* [TO BE DONE]: List all lines in the material below that contain "this".

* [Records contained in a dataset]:
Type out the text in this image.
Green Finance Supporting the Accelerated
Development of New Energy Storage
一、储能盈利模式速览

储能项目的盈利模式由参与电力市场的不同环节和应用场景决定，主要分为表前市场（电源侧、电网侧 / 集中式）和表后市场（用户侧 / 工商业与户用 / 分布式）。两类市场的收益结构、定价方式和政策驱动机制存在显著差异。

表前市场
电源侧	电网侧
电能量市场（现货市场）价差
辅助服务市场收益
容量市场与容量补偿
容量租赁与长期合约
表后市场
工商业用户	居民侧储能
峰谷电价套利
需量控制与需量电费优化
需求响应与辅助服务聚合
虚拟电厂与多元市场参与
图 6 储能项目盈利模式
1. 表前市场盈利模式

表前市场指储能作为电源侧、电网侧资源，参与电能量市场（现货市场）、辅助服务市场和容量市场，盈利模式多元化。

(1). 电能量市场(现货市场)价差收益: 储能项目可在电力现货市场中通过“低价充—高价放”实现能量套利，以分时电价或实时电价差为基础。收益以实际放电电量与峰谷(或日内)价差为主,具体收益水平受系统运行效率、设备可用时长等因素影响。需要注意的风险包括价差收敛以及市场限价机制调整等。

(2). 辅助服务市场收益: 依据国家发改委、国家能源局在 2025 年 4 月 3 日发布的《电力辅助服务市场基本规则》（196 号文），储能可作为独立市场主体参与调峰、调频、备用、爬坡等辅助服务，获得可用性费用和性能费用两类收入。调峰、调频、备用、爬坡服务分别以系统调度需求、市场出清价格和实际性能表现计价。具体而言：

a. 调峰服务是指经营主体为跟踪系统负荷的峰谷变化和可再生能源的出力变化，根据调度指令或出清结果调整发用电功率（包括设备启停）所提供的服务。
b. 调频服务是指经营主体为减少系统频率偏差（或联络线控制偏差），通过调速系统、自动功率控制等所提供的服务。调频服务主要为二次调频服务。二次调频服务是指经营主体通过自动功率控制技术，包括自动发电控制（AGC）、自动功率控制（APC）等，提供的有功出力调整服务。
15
...
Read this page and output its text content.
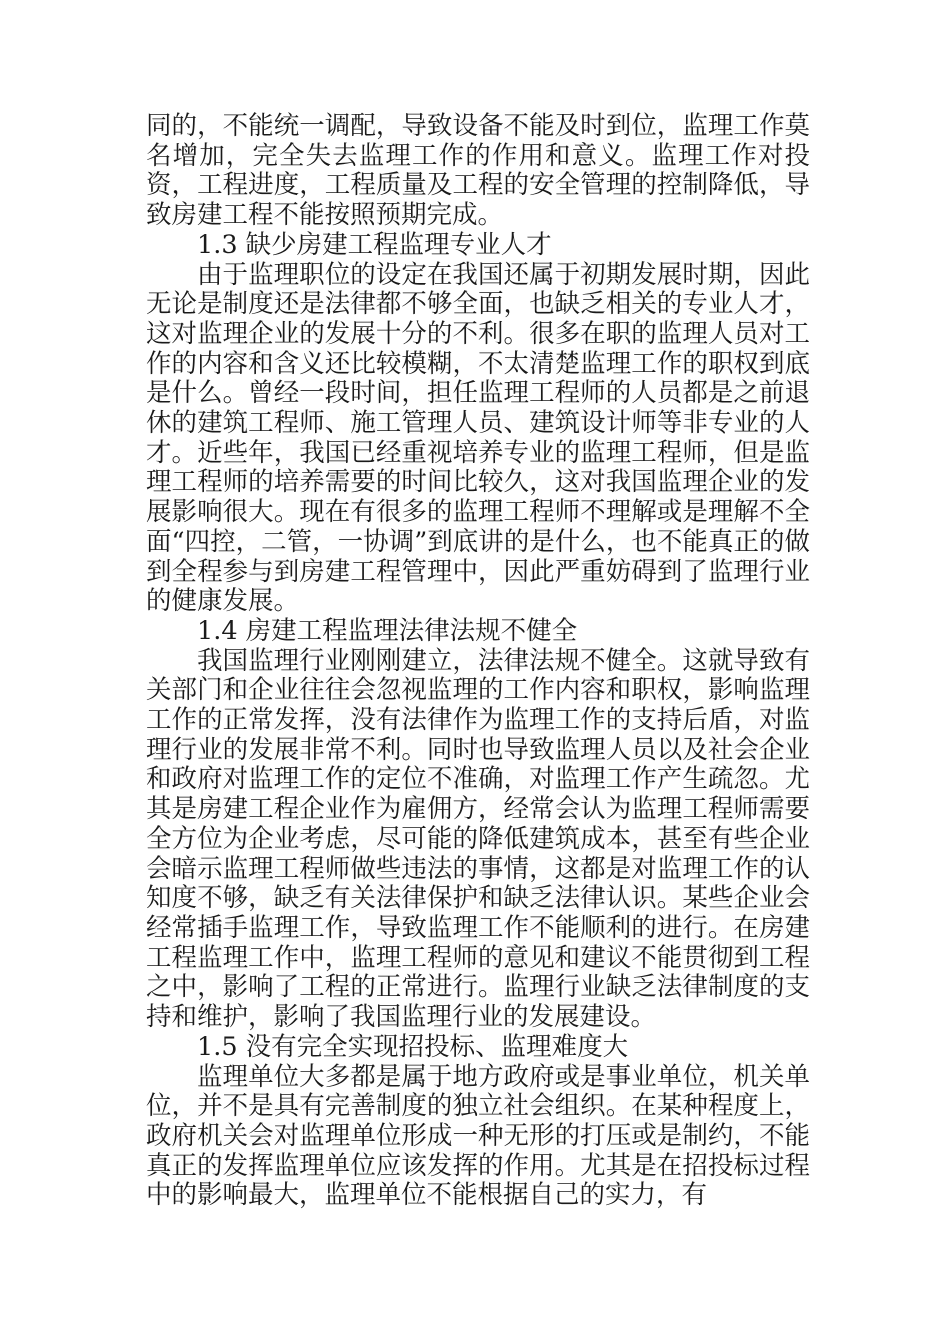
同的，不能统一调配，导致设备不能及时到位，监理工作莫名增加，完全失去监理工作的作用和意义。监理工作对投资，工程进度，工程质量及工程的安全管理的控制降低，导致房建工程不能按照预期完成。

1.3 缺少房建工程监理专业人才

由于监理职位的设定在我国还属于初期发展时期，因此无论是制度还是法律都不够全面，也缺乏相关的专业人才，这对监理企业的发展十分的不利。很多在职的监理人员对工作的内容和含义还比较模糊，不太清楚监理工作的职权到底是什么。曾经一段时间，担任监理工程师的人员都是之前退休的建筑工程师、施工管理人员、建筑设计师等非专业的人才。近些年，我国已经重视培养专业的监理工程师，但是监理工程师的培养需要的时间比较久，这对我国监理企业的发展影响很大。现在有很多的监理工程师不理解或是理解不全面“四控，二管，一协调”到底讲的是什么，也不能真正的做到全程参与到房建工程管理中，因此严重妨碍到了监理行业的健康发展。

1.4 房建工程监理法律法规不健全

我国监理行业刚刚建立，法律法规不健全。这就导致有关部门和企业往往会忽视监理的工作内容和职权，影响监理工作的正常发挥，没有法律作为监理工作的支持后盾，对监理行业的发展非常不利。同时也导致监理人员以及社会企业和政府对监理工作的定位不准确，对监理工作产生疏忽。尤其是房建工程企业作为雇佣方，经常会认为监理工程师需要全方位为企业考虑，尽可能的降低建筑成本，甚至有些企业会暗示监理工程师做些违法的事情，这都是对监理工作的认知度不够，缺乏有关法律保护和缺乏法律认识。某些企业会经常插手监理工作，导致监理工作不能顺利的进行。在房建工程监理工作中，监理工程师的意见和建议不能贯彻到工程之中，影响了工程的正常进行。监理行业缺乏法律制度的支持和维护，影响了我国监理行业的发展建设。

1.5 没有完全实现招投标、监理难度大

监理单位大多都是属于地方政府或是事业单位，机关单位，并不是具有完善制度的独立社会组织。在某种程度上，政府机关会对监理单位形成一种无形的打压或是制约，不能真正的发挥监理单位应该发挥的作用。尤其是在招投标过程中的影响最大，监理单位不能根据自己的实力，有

* [FULL ANSWER]:
Type out the text in this image.
Read this page and output its text content.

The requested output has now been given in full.